Directive:
Find every line in the records below that contains the word "image", and copy each such line.

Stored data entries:
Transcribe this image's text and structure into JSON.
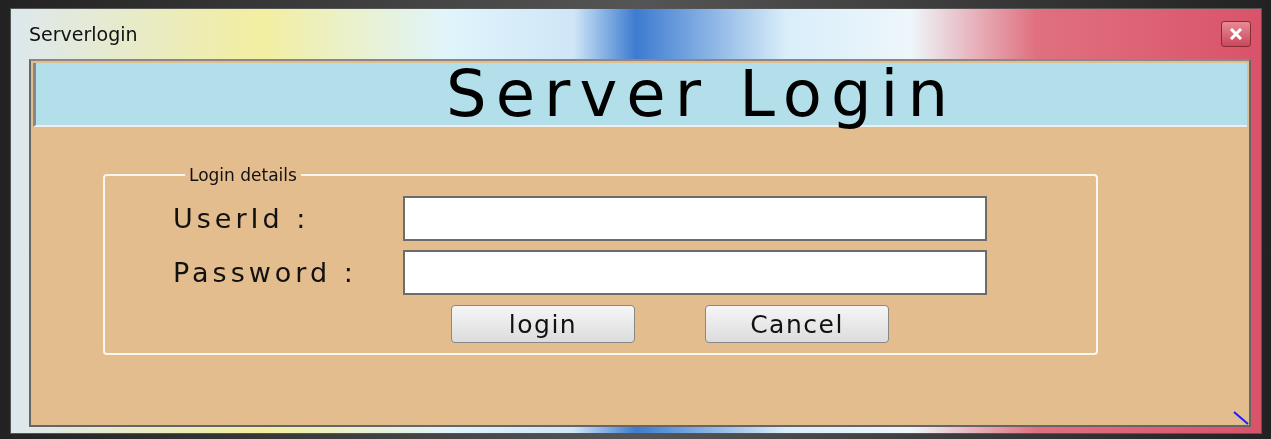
{
  "window": {
    "title": "Serverlogin"
  },
  "header": {
    "title": "Server Login"
  },
  "group": {
    "legend": "Login details",
    "fields": [
      {
        "label": "UserId :"
      },
      {
        "label": "Password :"
      }
    ],
    "buttons": [
      "login",
      "Cancel"
    ]
  }
}
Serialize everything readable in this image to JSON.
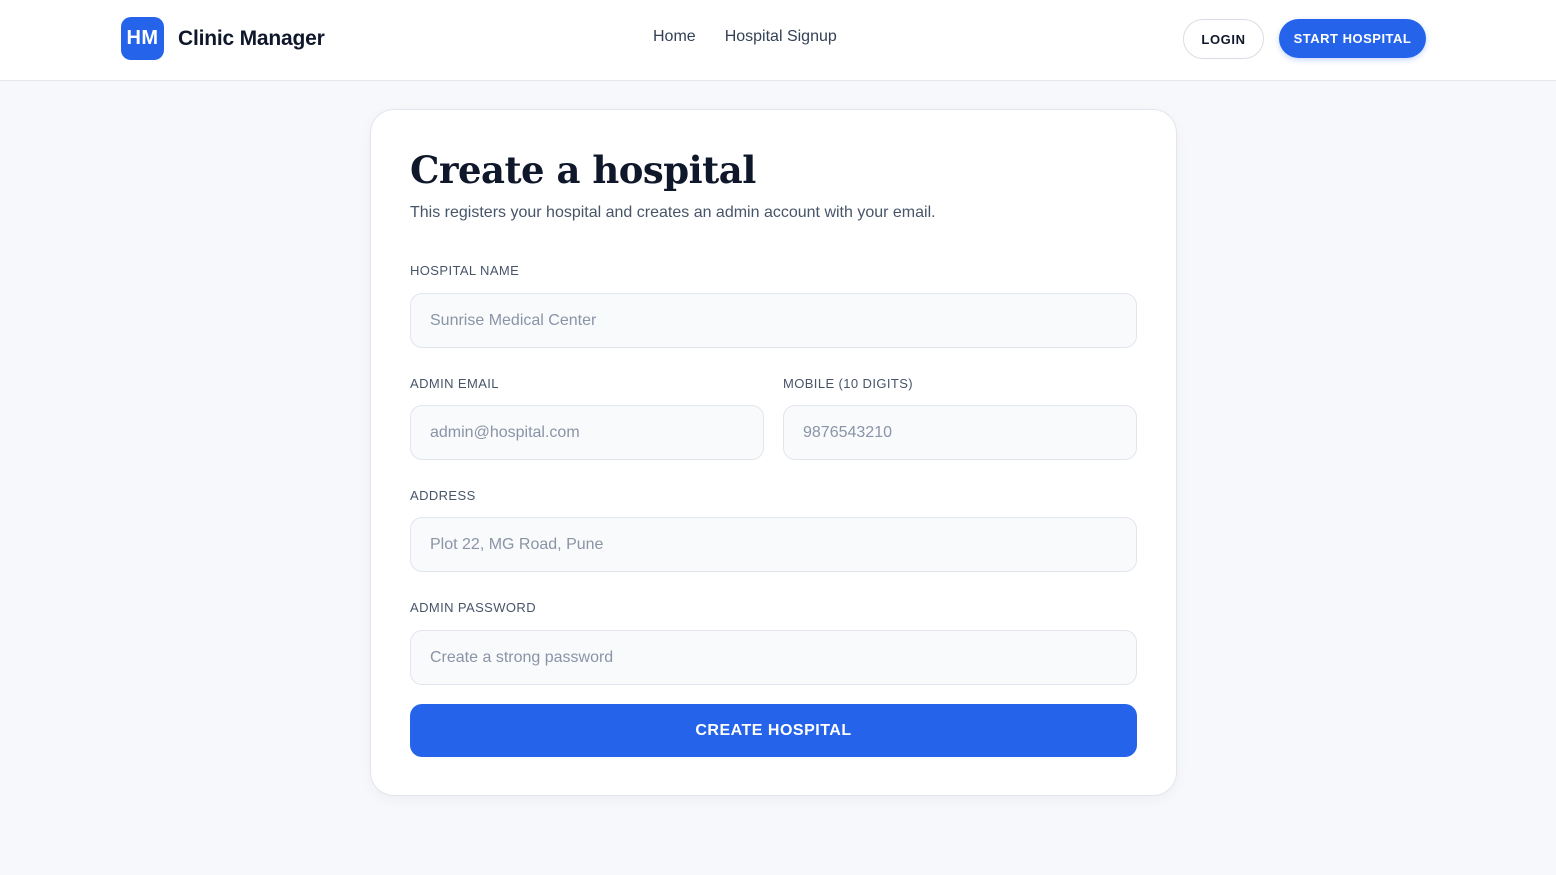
{
  "brand": {
    "logo_text": "HM",
    "name": "Clinic Manager"
  },
  "nav": {
    "links": [
      {
        "label": "Home"
      },
      {
        "label": "Hospital Signup"
      }
    ],
    "login_label": "LOGIN",
    "start_label": "START HOSPITAL"
  },
  "form": {
    "title": "Create a hospital",
    "subtitle": "This registers your hospital and creates an admin account with your email.",
    "hospital_name": {
      "label": "HOSPITAL NAME",
      "placeholder": "Sunrise Medical Center",
      "value": ""
    },
    "admin_email": {
      "label": "ADMIN EMAIL",
      "placeholder": "admin@hospital.com",
      "value": ""
    },
    "mobile": {
      "label": "MOBILE (10 DIGITS)",
      "placeholder": "9876543210",
      "value": ""
    },
    "address": {
      "label": "ADDRESS",
      "placeholder": "Plot 22, MG Road, Pune",
      "value": ""
    },
    "admin_password": {
      "label": "ADMIN PASSWORD",
      "placeholder": "Create a strong password",
      "value": ""
    },
    "submit_label": "CREATE HOSPITAL"
  },
  "colors": {
    "accent": "#2563eb",
    "background": "#f7f8fb",
    "text": "#0f172a",
    "muted": "#475569"
  }
}
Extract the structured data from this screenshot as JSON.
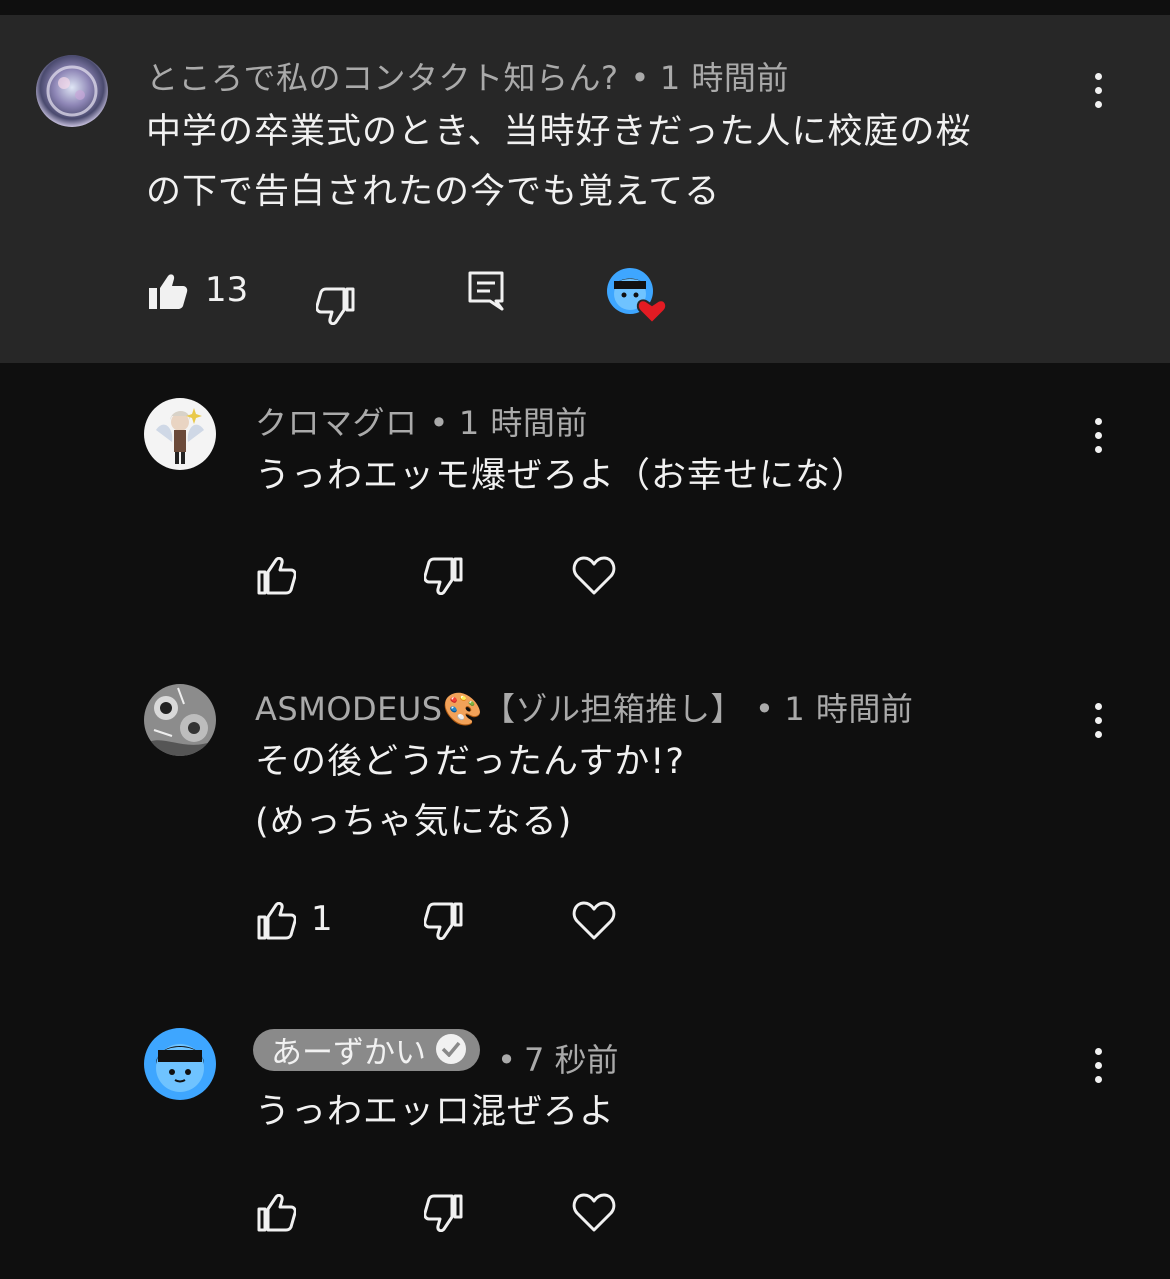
{
  "comments": [
    {
      "author": "ところで私のコンタクト知らん?",
      "separator": "•",
      "time": "1 時間前",
      "text": "中学の卒業式のとき、当時好きだった人に校庭の桜\nの下で告白されたの今でも覚えてる",
      "likes": "13",
      "liked": true,
      "creator_heart": true
    },
    {
      "author": "クロマグロ",
      "separator": "•",
      "time": "1 時間前",
      "text": "うっわエッモ爆ぜろよ（お幸せにな）",
      "likes": ""
    },
    {
      "author": "ASMODEUS🎨【ゾル担箱推し】",
      "separator": "•",
      "time": "1 時間前",
      "text": "その後どうだったんすか!?\n(めっちゃ気になる)",
      "likes": "1"
    },
    {
      "author": "あーずかい",
      "verified": true,
      "separator": "•",
      "time": "7 秒前",
      "text": "うっわエッロ混ぜろよ",
      "likes": ""
    }
  ],
  "colors": {
    "background": "#0f0f0f",
    "highlight": "#272727",
    "meta_text": "#aaaaaa",
    "text": "#f1f1f1",
    "heart": "#e31b23",
    "chip": "#8a8a8a",
    "blue_avatar": "#3ea6ff"
  },
  "icons": [
    "like-icon",
    "dislike-icon",
    "reply-icon",
    "heart-icon",
    "more-icon",
    "verified-icon"
  ]
}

Written solution:
Transcribe this image's text and structure into JSON.
Serialize everything readable in this image to JSON.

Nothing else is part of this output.